*** RECORDS PROVIDED
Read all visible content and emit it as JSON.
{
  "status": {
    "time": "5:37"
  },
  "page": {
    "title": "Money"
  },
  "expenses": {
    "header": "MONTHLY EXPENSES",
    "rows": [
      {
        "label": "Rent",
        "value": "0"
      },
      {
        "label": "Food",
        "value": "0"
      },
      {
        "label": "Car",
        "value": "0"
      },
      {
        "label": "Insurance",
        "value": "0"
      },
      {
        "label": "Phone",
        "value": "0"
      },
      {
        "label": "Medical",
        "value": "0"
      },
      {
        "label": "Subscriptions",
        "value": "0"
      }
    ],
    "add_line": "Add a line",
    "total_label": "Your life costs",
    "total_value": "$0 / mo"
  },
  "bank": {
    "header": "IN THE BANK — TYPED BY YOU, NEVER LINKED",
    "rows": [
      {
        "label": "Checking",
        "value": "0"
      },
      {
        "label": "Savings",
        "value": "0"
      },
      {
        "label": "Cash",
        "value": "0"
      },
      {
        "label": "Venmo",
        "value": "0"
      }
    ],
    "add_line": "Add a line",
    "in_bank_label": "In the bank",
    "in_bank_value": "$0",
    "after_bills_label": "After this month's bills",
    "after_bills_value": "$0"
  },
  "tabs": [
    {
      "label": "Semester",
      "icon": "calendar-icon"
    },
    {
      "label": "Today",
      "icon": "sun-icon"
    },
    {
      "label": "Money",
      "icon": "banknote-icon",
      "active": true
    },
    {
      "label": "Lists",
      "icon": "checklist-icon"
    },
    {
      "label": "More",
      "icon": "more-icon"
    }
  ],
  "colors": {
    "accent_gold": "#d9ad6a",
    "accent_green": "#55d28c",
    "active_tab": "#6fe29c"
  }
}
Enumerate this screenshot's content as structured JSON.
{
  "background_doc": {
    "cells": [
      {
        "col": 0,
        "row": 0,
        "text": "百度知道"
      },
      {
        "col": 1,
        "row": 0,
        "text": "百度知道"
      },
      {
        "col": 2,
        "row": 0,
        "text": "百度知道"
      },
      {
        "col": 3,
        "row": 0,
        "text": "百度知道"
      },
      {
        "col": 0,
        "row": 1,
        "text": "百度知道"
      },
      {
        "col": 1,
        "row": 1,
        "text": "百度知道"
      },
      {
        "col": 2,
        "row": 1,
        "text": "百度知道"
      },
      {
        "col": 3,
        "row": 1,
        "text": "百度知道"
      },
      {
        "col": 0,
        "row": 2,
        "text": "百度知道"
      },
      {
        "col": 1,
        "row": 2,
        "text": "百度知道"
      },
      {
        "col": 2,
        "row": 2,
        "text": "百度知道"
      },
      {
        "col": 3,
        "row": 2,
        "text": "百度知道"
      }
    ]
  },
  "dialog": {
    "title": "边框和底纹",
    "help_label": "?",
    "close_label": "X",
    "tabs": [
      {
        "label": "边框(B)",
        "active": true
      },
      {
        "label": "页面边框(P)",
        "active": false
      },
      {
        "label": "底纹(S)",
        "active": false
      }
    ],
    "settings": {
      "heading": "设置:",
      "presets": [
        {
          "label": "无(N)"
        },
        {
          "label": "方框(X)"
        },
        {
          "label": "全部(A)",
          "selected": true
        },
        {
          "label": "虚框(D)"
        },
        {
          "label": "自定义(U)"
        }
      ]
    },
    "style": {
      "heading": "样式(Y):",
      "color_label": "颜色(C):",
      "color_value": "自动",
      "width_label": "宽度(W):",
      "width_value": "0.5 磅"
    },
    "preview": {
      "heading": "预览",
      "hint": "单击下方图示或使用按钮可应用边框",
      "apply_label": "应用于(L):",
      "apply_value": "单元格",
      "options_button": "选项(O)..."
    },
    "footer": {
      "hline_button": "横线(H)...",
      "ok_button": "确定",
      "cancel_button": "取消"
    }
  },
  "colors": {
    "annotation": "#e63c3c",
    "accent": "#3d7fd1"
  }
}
******
*** RECORDS PROVIDED
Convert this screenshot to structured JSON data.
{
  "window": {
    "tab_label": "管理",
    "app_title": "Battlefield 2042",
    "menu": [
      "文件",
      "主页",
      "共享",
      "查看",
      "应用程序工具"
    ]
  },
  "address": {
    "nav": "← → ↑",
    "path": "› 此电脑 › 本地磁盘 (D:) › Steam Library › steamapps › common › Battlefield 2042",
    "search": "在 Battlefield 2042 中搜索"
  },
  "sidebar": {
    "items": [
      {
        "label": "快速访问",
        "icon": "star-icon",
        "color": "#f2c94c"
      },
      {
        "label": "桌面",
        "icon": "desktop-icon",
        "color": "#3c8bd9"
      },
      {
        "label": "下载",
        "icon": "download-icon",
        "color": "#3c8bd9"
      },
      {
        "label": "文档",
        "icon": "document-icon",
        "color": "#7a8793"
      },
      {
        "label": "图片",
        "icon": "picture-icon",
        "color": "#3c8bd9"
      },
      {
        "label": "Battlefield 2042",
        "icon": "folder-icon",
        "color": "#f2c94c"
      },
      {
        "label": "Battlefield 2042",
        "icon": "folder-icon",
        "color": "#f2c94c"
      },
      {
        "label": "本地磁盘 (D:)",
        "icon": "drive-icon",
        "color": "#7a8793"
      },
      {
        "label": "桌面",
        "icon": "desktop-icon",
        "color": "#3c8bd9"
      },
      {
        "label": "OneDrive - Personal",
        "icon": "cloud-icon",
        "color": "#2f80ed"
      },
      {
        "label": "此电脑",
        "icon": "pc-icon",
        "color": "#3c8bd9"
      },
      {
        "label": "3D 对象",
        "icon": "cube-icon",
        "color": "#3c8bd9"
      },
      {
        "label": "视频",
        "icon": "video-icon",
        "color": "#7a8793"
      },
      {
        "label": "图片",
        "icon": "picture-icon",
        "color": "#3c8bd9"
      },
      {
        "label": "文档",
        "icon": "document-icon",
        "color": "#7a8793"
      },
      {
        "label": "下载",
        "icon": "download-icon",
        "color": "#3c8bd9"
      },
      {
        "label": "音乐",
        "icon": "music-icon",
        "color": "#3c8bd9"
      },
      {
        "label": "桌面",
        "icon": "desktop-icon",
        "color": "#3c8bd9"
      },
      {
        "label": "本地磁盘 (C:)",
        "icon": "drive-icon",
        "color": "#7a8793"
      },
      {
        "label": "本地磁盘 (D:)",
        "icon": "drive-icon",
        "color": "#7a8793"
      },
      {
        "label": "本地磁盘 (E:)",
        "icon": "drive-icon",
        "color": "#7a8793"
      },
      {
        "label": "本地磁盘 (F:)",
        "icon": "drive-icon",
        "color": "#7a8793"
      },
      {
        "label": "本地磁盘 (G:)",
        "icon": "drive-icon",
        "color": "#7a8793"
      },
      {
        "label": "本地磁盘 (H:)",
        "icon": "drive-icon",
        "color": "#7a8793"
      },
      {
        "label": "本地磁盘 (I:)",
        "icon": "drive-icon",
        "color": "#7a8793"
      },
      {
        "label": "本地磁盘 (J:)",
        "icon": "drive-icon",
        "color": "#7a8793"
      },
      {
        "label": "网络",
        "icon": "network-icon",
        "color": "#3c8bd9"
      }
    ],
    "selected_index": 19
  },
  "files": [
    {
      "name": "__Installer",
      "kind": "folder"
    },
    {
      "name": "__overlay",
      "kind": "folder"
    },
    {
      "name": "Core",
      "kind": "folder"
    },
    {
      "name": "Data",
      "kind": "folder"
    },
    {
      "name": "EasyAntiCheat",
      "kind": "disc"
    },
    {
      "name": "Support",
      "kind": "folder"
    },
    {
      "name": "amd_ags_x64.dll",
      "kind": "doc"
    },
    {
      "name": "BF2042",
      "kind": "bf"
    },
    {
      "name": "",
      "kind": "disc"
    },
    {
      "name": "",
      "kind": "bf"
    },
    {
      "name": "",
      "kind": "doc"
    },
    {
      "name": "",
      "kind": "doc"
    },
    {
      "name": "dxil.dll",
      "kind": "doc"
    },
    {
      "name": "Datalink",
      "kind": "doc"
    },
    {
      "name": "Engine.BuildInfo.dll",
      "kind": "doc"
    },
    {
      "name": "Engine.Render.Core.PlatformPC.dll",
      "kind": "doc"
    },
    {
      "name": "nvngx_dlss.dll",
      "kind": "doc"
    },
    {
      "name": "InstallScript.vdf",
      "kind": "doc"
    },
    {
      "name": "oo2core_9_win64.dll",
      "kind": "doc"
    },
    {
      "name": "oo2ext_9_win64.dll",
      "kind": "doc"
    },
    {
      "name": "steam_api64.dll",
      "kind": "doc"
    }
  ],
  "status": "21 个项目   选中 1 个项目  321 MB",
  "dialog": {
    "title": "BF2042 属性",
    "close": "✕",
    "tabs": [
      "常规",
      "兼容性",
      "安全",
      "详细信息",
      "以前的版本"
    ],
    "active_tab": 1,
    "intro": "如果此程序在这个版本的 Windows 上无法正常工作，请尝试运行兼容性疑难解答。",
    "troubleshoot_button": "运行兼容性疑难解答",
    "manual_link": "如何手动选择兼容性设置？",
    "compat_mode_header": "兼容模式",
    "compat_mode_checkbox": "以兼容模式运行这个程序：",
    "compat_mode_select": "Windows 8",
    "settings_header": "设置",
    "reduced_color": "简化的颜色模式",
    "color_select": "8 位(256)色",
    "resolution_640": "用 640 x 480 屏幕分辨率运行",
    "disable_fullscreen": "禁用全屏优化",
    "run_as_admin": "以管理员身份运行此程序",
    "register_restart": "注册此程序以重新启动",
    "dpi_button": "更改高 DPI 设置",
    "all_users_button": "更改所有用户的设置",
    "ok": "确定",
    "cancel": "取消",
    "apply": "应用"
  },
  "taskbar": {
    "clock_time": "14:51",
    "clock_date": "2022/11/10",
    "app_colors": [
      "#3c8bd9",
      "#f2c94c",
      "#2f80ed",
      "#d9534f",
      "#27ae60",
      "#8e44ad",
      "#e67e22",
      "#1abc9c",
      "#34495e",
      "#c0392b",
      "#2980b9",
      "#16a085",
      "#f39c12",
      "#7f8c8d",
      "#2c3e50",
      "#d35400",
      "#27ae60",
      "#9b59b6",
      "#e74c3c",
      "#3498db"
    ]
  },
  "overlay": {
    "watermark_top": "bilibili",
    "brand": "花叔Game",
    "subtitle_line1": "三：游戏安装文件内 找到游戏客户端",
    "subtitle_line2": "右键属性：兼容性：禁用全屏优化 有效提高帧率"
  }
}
******
▶ [PROBLEM]: In the listing, find every line containing the word "Windows" and list it.

▶ [SOLUTION TO THE EXERCISE]:
    "intro": "如果此程序在这个版本的 Windows 上无法正常工作，请尝试运行兼容性疑难解答。",
    "compat_mode_select": "Windows 8",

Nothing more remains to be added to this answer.